Below is a set of records; restate each one word for word.

### GIVEN RECORDS
◆ ◆ ◆ ◆ ◆ ◆ ◆
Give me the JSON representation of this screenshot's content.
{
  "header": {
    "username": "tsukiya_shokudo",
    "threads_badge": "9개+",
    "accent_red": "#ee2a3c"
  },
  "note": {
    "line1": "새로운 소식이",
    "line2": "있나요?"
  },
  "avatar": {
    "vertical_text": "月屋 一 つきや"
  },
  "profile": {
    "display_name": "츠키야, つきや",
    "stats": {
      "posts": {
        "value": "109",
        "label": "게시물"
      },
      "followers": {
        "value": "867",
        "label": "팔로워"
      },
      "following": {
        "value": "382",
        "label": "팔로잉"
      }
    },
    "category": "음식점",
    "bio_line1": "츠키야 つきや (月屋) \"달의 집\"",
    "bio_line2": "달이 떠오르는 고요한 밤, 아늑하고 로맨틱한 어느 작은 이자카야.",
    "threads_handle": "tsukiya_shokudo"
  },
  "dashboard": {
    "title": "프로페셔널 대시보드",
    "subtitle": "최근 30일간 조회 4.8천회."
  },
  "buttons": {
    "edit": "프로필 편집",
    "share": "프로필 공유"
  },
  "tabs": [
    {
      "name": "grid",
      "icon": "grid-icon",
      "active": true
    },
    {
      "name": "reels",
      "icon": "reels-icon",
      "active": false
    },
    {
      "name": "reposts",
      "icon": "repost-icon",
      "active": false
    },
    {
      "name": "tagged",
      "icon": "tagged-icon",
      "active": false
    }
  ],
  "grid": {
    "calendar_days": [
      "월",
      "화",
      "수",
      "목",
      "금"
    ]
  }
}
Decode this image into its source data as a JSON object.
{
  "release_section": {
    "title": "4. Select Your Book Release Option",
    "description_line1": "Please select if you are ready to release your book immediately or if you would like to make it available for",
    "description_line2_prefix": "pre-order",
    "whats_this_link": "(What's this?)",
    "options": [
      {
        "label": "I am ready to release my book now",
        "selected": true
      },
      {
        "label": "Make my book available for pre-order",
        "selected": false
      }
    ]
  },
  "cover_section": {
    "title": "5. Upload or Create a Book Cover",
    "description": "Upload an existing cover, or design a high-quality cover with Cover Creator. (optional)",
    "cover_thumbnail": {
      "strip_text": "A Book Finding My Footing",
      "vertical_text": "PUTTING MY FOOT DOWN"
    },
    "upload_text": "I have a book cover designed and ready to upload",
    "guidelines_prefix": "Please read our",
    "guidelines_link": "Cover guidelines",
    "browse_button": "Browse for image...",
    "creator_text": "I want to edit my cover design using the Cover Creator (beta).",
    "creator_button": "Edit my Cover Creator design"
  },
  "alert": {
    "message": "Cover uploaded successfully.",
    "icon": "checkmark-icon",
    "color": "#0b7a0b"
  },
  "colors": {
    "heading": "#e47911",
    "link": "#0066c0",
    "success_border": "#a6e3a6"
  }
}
◆ ◆ ◆ ◆ ◆ ◆ ◆
### THE RESULT
Give me the JSON representation of this screenshot's content.
{
  "header": {
    "username": "tsukiya_shokudo",
    "threads_badge": "9개+",
    "accent_red": "#ee2a3c"
  },
  "note": {
    "line1": "새로운 소식이",
    "line2": "있나요?"
  },
  "avatar": {
    "vertical_text": "月屋 一 つきや"
  },
  "profile": {
    "display_name": "츠키야, つきや",
    "stats": {
      "posts": {
        "value": "109",
        "label": "게시물"
      },
      "followers": {
        "value": "867",
        "label": "팔로워"
      },
      "following": {
        "value": "382",
        "label": "팔로잉"
      }
    },
    "category": "음식점",
    "bio_line1": "츠키야 つきや (月屋) \"달의 집\"",
    "bio_line2": "달이 떠오르는 고요한 밤, 아늑하고 로맨틱한 어느 작은 이자카야.",
    "threads_handle": "tsukiya_shokudo"
  },
  "dashboard": {
    "title": "프로페셔널 대시보드",
    "subtitle": "최근 30일간 조회 4.8천회."
  },
  "buttons": {
    "edit": "프로필 편집",
    "share": "프로필 공유"
  },
  "tabs": [
    {
      "name": "grid",
      "icon": "grid-icon",
      "active": true
    },
    {
      "name": "reels",
      "icon": "reels-icon",
      "active": false
    },
    {
      "name": "reposts",
      "icon": "repost-icon",
      "active": false
    },
    {
      "name": "tagged",
      "icon": "tagged-icon",
      "active": false
    }
  ],
  "grid": {
    "calendar_days": [
      "월",
      "화",
      "수",
      "목",
      "금"
    ]
  }
}
Decode this image into its source data as a JSON object.
{
  "release_section": {
    "title": "4. Select Your Book Release Option",
    "description_line1": "Please select if you are ready to release your book immediately or if you would like to make it available for",
    "description_line2_prefix": "pre-order",
    "whats_this_link": "(What's this?)",
    "options": [
      {
        "label": "I am ready to release my book now",
        "selected": true
      },
      {
        "label": "Make my book available for pre-order",
        "selected": false
      }
    ]
  },
  "cover_section": {
    "title": "5. Upload or Create a Book Cover",
    "description": "Upload an existing cover, or design a high-quality cover with Cover Creator. (optional)",
    "cover_thumbnail": {
      "strip_text": "A Book Finding My Footing",
      "vertical_text": "PUTTING MY FOOT DOWN"
    },
    "upload_text": "I have a book cover designed and ready to upload",
    "guidelines_prefix": "Please read our",
    "guidelines_link": "Cover guidelines",
    "browse_button": "Browse for image...",
    "creator_text": "I want to edit my cover design using the Cover Creator (beta).",
    "creator_button": "Edit my Cover Creator design"
  },
  "alert": {
    "message": "Cover uploaded successfully.",
    "icon": "checkmark-icon",
    "color": "#0b7a0b"
  },
  "colors": {
    "heading": "#e47911",
    "link": "#0066c0",
    "success_border": "#a6e3a6"
  }
}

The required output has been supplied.